* _Instructions for the task_: Return every record exactly as written.

>> Begin Data lines

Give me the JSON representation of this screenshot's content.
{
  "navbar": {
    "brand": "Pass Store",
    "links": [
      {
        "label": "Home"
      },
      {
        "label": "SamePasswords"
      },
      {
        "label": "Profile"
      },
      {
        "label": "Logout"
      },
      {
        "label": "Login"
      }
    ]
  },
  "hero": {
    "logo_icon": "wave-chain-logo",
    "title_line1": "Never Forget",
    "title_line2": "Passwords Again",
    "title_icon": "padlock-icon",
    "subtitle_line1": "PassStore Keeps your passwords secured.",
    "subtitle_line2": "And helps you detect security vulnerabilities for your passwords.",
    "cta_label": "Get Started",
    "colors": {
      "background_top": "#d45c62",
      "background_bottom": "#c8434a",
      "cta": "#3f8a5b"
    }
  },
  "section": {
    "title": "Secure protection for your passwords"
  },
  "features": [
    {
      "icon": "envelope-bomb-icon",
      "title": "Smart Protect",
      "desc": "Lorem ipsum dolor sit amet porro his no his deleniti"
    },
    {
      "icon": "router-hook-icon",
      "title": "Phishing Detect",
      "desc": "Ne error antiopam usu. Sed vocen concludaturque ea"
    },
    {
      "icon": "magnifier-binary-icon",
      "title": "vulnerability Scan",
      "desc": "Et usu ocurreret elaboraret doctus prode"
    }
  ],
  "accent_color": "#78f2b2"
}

>> End Data lines

* _Solution_:
Give me the JSON representation of this screenshot's content.
{
  "navbar": {
    "brand": "Pass Store",
    "links": [
      {
        "label": "Home"
      },
      {
        "label": "SamePasswords"
      },
      {
        "label": "Profile"
      },
      {
        "label": "Logout"
      },
      {
        "label": "Login"
      }
    ]
  },
  "hero": {
    "logo_icon": "wave-chain-logo",
    "title_line1": "Never Forget",
    "title_line2": "Passwords Again",
    "title_icon": "padlock-icon",
    "subtitle_line1": "PassStore Keeps your passwords secured.",
    "subtitle_line2": "And helps you detect security vulnerabilities for your passwords.",
    "cta_label": "Get Started",
    "colors": {
      "background_top": "#d45c62",
      "background_bottom": "#c8434a",
      "cta": "#3f8a5b"
    }
  },
  "section": {
    "title": "Secure protection for your passwords"
  },
  "features": [
    {
      "icon": "envelope-bomb-icon",
      "title": "Smart Protect",
      "desc": "Lorem ipsum dolor sit amet porro his no his deleniti"
    },
    {
      "icon": "router-hook-icon",
      "title": "Phishing Detect",
      "desc": "Ne error antiopam usu. Sed vocen concludaturque ea"
    },
    {
      "icon": "magnifier-binary-icon",
      "title": "vulnerability Scan",
      "desc": "Et usu ocurreret elaboraret doctus prode"
    }
  ],
  "accent_color": "#78f2b2"
}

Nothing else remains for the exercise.